Text section →
══════

Kat Brezler, a delegate who serves on the People For Bernie press committee, told Shadowproof the New York for Bernie delegation plans to file a legal challenge against the vote because the party did not follow Robert’s Rules of Order or a proper procedure for the meeting. They believe the vote for Cuomo as chair should be nullified or a Sanders delegate should be granted a co-chairmanship with the governor.
As Konst recounted, a little over one hour into the meeting, Reich called for a vote on making Cuomo the delegation chair. Fifteen people stood up to say they did not recognize the nominee and that they wanted to make a motion to nominate another person for the position. Delegates wanted to nominate Sanders at-large delegate Linda Sarsour, an American Muslim activist and prominent figure in the campaign. Reich ignored everyone. He pounded the gavel and indicated Cuomo had won the vote.
Konst rushed up to the microphone, along with Ahmed, to demand the chair of the meeting recognize those individuals trying to make motions. She informed the chair that there were twenty motions. The chair maintained those motions were not made when he asked.
Nomiki Konst demanding to know why the microphone was cut.
Nomiki Konst demanding to know why the microphone was cut.
According to Konst, she pointed to all the people making motions and then the microphone was shut off. She tried to follow Robert’s Rules of Order and the leadership of the meeting silenced her and everyone in the room trying to participate in the meeting.
Konst claimed Basil Smikle, the executive director of the New York State Democratic Party, was under the impression no Sanders delegate would motion during the meeting. No such agreement was made with the Democratic state party, but regardless, that did not mean a procedure could be ignored. She also claimed Reich told her it did not matter what Sanders delegates did. What happened during the meeting was entirely up to him.
The delegates did not necessarily think they would stop Cuomo from becoming delegation chair, but they wanted a fair vote.
“It’s just very peculiar always to the Bernie camp why there is so much subversion of democracy,” Brezler suggested. “When democracy’s in your favor, why would you subvert it?”
Yet, Konst declared, “[This] shows that the party is controlled by Andrew Cuomo. He wasn’t there, but his presence was very real. He clearly didn’t want anything on the record that showed opposition. That’s why they shut down mics. That’s why they didn’t allow motions or objections.”

══════

To be done →
1. Using the passage about the New York delegation meeting, answer:
(a) Whom did delegates want to nominate for delegation chair instead of Cuomo?
(b) How many motions did Konst tell the chair there were?
(c) What position does Basil Smikle hold?
2. Carry on the passage about the New York delegation meeting from the point where it ends.
The material after this passage has no connection to the passage about the New York delegation meeting.

══════

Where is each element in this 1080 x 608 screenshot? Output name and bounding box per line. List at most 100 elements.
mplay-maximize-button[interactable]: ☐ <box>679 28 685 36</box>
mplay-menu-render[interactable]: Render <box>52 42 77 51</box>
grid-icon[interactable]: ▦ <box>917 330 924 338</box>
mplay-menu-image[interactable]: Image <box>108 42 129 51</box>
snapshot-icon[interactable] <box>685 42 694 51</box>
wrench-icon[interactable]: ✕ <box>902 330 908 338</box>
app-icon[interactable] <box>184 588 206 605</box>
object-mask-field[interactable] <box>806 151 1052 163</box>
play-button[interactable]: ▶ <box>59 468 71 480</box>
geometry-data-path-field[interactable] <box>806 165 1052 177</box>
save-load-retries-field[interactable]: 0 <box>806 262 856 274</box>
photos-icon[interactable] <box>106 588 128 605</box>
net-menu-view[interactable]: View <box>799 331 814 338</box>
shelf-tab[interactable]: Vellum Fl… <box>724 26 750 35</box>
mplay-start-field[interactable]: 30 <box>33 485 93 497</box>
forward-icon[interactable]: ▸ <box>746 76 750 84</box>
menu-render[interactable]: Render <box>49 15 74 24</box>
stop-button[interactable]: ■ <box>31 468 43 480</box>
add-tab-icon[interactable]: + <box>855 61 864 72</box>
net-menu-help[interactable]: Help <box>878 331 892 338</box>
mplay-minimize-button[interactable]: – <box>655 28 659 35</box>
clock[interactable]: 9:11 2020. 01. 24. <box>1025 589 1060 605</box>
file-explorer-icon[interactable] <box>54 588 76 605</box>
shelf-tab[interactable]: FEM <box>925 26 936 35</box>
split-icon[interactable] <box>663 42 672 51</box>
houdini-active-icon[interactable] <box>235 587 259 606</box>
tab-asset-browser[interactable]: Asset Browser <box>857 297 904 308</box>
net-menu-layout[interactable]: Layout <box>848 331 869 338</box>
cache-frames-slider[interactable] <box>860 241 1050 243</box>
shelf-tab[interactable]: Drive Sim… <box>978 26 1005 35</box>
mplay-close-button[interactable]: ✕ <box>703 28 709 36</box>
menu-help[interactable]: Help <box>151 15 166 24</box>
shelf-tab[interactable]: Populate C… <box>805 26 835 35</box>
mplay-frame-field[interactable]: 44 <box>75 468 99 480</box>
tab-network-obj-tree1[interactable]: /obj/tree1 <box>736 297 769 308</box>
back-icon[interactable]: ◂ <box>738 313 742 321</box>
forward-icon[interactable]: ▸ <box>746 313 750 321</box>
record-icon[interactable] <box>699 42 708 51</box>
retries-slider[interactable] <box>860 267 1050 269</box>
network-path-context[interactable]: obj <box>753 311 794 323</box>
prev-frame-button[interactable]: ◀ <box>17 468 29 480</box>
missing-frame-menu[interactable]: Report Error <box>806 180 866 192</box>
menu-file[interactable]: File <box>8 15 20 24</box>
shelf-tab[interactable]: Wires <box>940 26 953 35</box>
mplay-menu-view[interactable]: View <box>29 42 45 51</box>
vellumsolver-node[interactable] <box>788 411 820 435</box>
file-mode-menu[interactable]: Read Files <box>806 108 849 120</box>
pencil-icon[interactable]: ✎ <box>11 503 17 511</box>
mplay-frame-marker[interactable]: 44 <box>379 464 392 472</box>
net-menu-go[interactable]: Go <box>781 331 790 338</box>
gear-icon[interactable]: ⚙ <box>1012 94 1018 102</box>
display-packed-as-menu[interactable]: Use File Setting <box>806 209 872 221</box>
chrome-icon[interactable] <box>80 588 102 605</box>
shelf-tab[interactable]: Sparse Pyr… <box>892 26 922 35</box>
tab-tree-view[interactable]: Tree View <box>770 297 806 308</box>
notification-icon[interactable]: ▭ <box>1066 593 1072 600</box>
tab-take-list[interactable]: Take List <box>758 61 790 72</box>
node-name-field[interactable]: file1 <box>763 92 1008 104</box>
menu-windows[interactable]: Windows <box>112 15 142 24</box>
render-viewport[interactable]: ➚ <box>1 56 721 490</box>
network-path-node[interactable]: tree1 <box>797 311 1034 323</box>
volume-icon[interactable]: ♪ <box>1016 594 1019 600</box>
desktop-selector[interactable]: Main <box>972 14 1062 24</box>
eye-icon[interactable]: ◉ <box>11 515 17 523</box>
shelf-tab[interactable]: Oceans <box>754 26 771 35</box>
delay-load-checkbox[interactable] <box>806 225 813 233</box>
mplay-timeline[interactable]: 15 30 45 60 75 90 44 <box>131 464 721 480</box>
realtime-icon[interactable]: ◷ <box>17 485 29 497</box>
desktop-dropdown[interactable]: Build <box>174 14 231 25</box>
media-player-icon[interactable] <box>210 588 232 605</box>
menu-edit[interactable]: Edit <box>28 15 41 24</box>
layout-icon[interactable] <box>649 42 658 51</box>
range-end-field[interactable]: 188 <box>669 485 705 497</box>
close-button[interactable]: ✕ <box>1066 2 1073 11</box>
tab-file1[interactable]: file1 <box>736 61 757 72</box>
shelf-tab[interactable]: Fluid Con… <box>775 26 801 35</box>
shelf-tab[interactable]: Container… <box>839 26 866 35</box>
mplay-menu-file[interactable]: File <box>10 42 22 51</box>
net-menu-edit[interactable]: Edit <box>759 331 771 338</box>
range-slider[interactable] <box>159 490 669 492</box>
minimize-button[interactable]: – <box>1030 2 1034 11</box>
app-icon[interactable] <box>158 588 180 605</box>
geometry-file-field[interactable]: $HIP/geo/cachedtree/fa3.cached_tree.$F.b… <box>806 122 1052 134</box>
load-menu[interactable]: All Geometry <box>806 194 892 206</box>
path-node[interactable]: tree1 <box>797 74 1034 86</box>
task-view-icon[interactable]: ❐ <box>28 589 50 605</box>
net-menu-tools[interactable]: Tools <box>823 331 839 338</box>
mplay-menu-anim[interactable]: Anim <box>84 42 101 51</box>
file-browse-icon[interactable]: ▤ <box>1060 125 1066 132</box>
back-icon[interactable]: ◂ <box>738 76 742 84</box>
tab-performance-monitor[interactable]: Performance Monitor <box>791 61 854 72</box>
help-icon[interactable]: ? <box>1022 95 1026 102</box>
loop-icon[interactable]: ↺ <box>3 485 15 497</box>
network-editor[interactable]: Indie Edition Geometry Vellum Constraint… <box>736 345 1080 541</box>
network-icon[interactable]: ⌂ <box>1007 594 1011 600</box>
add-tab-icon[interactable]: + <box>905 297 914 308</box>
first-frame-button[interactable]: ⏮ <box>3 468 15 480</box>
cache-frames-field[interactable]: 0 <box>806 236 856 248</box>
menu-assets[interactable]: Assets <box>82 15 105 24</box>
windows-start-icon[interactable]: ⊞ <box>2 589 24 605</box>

══════

Responses to the tasks →
1.
(a) Linda Sarsour, a Sanders at-large delegate.
(b) Twenty.
(c) Executive director of the New York State Democratic Party.

2.
Konst added:
I’ve been a Democrat my whole life. My parents were very involved in the Democratic Party. My mom was an elected official. I’ve raised money for Democrats. This is the fifth national convention I’m going to. I’ve worked on presidential campaigns. I even used to volunteer for Hillary Clinton. This is not the Democratic Party that I want to be a part of. I’m disgusted. We’ve given up on all the things that we stand for. We go overseas and we teach other countries. I was representing the State Department in Libya, teaching other people about due process and electoral process and fairness, and we can’t even conduct it that way. And we turn a blind eye like this is the way it is.
Konst referred to the nomination of Cuomo as a “theatrical nomination.” It was not discussed with all delegates ahead of time. There was no deliberation.
She said, “Andrew Cuomo is very unpopular in our state. He’s being investigated by the U.S. Attorney. He shut down an anti-corruption commission when it started looking into his administration.” He also ran in a primary a few years ago against Zephyr Teachout, someone with little name recognition at the time, and Teachout stunned pollsters by winning thirty-four percent of the vote.
Moumita Ahmed, an at-large delegate for Bernie Sanders and co-founder of Millennials For Bernie.
Moumita Ahmed, an at-large delegate for Bernie Sanders and co-founder of Millennials For Bernie.
Ahmed said it was “so undemocratic on so many levels. It’s not how things should be done.”
“It’s not how a democratic society functions. Especially in a progressive state like New York, to allow such things to happen is absolutely, as someone who is getting involved for the first time with electoral politics, it just turns me off even more and just makes me want to never do anything with the Democratic Party,” Ahmed stated.
There were no people from the Sanders campaign allowed to play a role in the administration of the state meeting in New York, even though Sanders won 42% of the vote in the state primary.
Christine Quinn, a former speaker of the New York City Council and vice-chair of the New York State Democratic Committee, delivered a provocative speech that deeply offended Sanders delegates. Brezler said Quinn was “yelling at us from the floor.”
“They weren’t looking to settle the room. They very much seemed to be provocateurs,” Brezler said.
Konst said the speech was “tone-deaf.” She said Quinn was basically arguing they had no choice but to support Clinton so “we better suck it up.” She was essentially scolding Sanders delegates for being “bad Democrats.” She even suggested they might cost Democrats the election. So, Sanders delegates booed and then they stopped booing and turned their backs to Quinn. (Clinton delegates were not happy about that.)
“The party does not realize that it’s in crisis,” Konst asserted. “They’re losing membership at record rates. It’s not just they’re ignoring newcomers. They’re ignoring loyal members that worked very hard to keep the party alive.”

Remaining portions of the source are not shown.